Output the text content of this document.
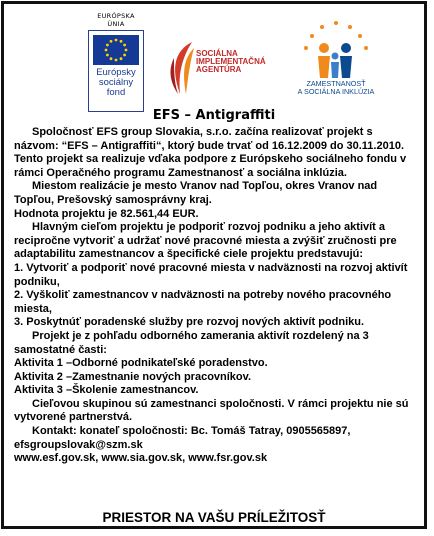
EURÓPSKA ÚNIA
Európsky
sociálny
fond
SOCIÁLNA
IMPLEMENTAČNÁ
AGENTÚRA
ZAMESTNANOSŤ
A SOCIÁLNA INKLÚZIA
EFS – Antigraffiti

Spoločnosť EFS group Slovakia, s.r.o. začína realizovať projekt s názvom: “EFS – Antigraffiti“, ktorý bude trvať od 16.12.2009 do 30.11.2010. Tento projekt sa realizuje vďaka podpore z Európskeho sociálneho fondu v rámci Operačného programu Zamestnanosť a sociálna inklúzia.

Miestom realizácie je mesto Vranov nad Topľou, okres Vranov nad Topľou, Prešovský samosprávny kraj.

Hodnota projektu je 82.561,44 EUR.

Hlavným cieľom projektu je podporiť rozvoj podniku a jeho aktivít a recipročne vytvoriť a udržať nové pracovné miesta a zvýšiť zručnosti pre adaptabilitu zamestnancov a špecifické ciele projektu predstavujú:

1. Vytvoriť a podporiť nové pracovné miesta v nadväznosti na rozvoj aktivít podniku,

2. Vyškoliť zamestnancov v nadväznosti na potreby nového pracovného miesta,

3. Poskytnúť poradenské služby pre rozvoj nových aktivít podniku.

Projekt je z pohľadu odborného zamerania aktivít rozdelený na 3 samostatné časti:

Aktivita 1 –Odborné podnikateľské poradenstvo.

Aktivita 2 –Zamestnanie nových pracovníkov.

Aktivita 3 –Školenie zamestnancov.

Cieľovou skupinou sú zamestnanci spoločnosti. V rámci projektu nie sú vytvorené partnerstvá.

Kontakt: konateľ spoločnosti: Bc. Tomáš Tatray, 0905565897, efsgroupslovak@szm.sk

www.esf.gov.sk, www.sia.gov.sk, www.fsr.gov.sk

PRIESTOR NA VAŠU PRÍLEŽITOSŤ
• • •
» **GOAL OF THE EXERCISE**: Without the pictures, output the full listing exactly as it stands.

» **FINISHED EXERCISE**:
Output the text content of this document.
EURÓPSKA ÚNIA
Európsky
sociálny
fond
SOCIÁLNA
IMPLEMENTAČNÁ
AGENTÚRA
ZAMESTNANOSŤ
A SOCIÁLNA INKLÚZIA
EFS – Antigraffiti

Spoločnosť EFS group Slovakia, s.r.o. začína realizovať projekt s názvom: “EFS – Antigraffiti“, ktorý bude trvať od 16.12.2009 do 30.11.2010. Tento projekt sa realizuje vďaka podpore z Európskeho sociálneho fondu v rámci Operačného programu Zamestnanosť a sociálna inklúzia.

Miestom realizácie je mesto Vranov nad Topľou, okres Vranov nad Topľou, Prešovský samosprávny kraj.

Hodnota projektu je 82.561,44 EUR.

Hlavným cieľom projektu je podporiť rozvoj podniku a jeho aktivít a recipročne vytvoriť a udržať nové pracovné miesta a zvýšiť zručnosti pre adaptabilitu zamestnancov a špecifické ciele projektu predstavujú:

1. Vytvoriť a podporiť nové pracovné miesta v nadväznosti na rozvoj aktivít podniku,

2. Vyškoliť zamestnancov v nadväznosti na potreby nového pracovného miesta,

3. Poskytnúť poradenské služby pre rozvoj nových aktivít podniku.

Projekt je z pohľadu odborného zamerania aktivít rozdelený na 3 samostatné časti:

Aktivita 1 –Odborné podnikateľské poradenstvo.

Aktivita 2 –Zamestnanie nových pracovníkov.

Aktivita 3 –Školenie zamestnancov.

Cieľovou skupinou sú zamestnanci spoločnosti. V rámci projektu nie sú vytvorené partnerstvá.

Kontakt: konateľ spoločnosti: Bc. Tomáš Tatray, 0905565897, efsgroupslovak@szm.sk

www.esf.gov.sk, www.sia.gov.sk, www.fsr.gov.sk

PRIESTOR NA VAŠU PRÍLEŽITOSŤ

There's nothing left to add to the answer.